What to work on = Make an exact copy of the entries, and keep any pictures out of it.

Dataset entries =
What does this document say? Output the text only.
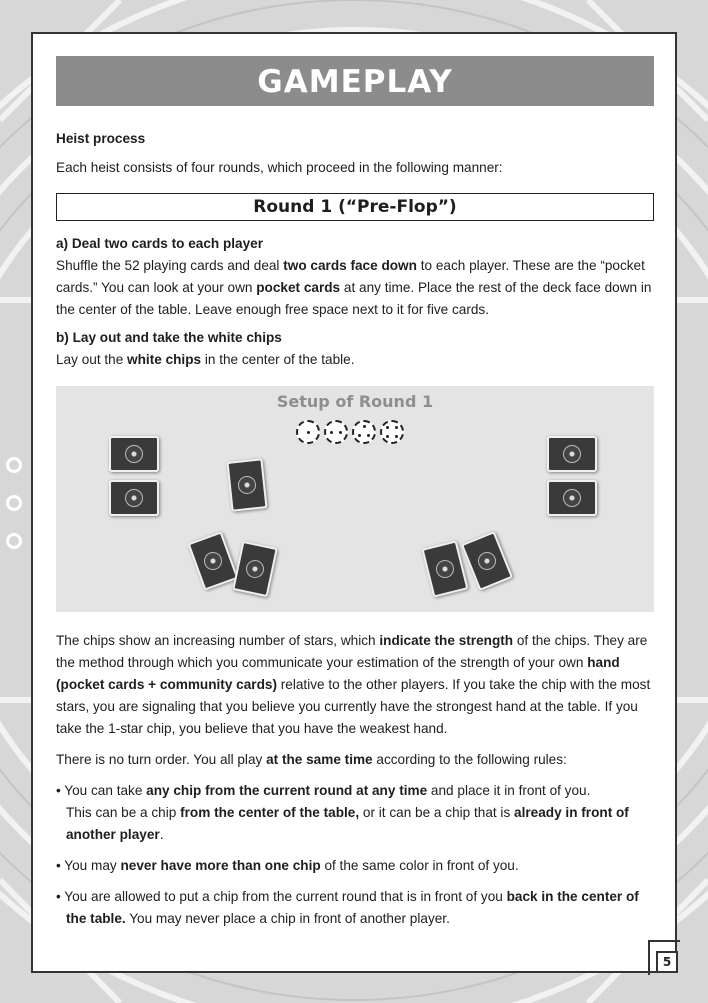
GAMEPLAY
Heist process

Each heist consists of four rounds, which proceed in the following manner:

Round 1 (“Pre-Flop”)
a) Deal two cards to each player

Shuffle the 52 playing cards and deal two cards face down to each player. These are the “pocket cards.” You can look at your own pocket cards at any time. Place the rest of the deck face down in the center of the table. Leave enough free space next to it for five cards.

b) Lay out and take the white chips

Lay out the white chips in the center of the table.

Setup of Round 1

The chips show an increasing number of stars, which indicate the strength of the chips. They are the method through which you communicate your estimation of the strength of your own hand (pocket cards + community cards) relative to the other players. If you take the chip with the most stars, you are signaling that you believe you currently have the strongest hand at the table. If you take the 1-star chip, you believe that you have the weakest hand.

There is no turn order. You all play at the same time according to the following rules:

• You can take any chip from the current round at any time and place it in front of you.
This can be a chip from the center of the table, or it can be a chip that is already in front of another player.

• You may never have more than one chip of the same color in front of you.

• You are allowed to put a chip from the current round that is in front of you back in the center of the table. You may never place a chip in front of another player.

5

Solved problem =
What does this document say? Output the text only.
GAMEPLAY
Heist process

Each heist consists of four rounds, which proceed in the following manner:

Round 1 (“Pre-Flop”)
a) Deal two cards to each player

Shuffle the 52 playing cards and deal two cards face down to each player. These are the “pocket cards.” You can look at your own pocket cards at any time. Place the rest of the deck face down in the center of the table. Leave enough free space next to it for five cards.

b) Lay out and take the white chips

Lay out the white chips in the center of the table.

Setup of Round 1

The chips show an increasing number of stars, which indicate the strength of the chips. They are the method through which you communicate your estimation of the strength of your own hand (pocket cards + community cards) relative to the other players. If you take the chip with the most stars, you are signaling that you believe you currently have the strongest hand at the table. If you take the 1-star chip, you believe that you have the weakest hand.

There is no turn order. You all play at the same time according to the following rules:

• You can take any chip from the current round at any time and place it in front of you.
This can be a chip from the center of the table, or it can be a chip that is already in front of another player.

• You may never have more than one chip of the same color in front of you.

• You are allowed to put a chip from the current round that is in front of you back in the center of the table. You may never place a chip in front of another player.

5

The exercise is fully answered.